Problem => Every line of the data must be copied exactly.

Records from a data source:
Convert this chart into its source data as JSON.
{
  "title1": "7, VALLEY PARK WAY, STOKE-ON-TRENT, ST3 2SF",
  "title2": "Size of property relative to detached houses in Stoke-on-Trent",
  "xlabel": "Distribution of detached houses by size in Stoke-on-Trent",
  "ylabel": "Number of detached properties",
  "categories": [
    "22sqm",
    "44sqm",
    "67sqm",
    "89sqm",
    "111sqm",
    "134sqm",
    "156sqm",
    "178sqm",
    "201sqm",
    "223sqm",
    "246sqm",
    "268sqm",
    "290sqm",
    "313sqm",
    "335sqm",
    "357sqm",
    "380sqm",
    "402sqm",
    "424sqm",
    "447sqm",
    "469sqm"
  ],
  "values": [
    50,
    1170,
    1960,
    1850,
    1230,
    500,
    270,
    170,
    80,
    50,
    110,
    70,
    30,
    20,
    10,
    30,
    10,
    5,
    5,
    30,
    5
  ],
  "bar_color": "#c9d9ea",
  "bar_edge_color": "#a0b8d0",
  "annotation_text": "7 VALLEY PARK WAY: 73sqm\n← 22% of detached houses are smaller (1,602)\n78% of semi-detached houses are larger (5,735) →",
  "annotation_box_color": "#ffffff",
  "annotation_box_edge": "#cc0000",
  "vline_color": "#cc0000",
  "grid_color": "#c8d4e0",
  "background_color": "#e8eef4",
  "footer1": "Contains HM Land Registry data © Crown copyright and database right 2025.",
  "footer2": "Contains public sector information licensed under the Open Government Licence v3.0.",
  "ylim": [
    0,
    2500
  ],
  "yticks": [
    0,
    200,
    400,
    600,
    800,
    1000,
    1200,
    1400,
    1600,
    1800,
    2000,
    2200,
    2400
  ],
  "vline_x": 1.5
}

The reply =>
Convert this chart into its source data as JSON.
{
  "title1": "7, VALLEY PARK WAY, STOKE-ON-TRENT, ST3 2SF",
  "title2": "Size of property relative to detached houses in Stoke-on-Trent",
  "xlabel": "Distribution of detached houses by size in Stoke-on-Trent",
  "ylabel": "Number of detached properties",
  "categories": [
    "22sqm",
    "44sqm",
    "67sqm",
    "89sqm",
    "111sqm",
    "134sqm",
    "156sqm",
    "178sqm",
    "201sqm",
    "223sqm",
    "246sqm",
    "268sqm",
    "290sqm",
    "313sqm",
    "335sqm",
    "357sqm",
    "380sqm",
    "402sqm",
    "424sqm",
    "447sqm",
    "469sqm"
  ],
  "values": [
    50,
    1170,
    1960,
    1850,
    1230,
    500,
    270,
    170,
    80,
    50,
    110,
    70,
    30,
    20,
    10,
    30,
    10,
    5,
    5,
    30,
    5
  ],
  "bar_color": "#c9d9ea",
  "bar_edge_color": "#a0b8d0",
  "annotation_text": "7 VALLEY PARK WAY: 73sqm\n← 22% of detached houses are smaller (1,602)\n78% of semi-detached houses are larger (5,735) →",
  "annotation_box_color": "#ffffff",
  "annotation_box_edge": "#cc0000",
  "vline_color": "#cc0000",
  "grid_color": "#c8d4e0",
  "background_color": "#e8eef4",
  "footer1": "Contains HM Land Registry data © Crown copyright and database right 2025.",
  "footer2": "Contains public sector information licensed under the Open Government Licence v3.0.",
  "ylim": [
    0,
    2500
  ],
  "yticks": [
    0,
    200,
    400,
    600,
    800,
    1000,
    1200,
    1400,
    1600,
    1800,
    2000,
    2200,
    2400
  ],
  "vline_x": 1.5
}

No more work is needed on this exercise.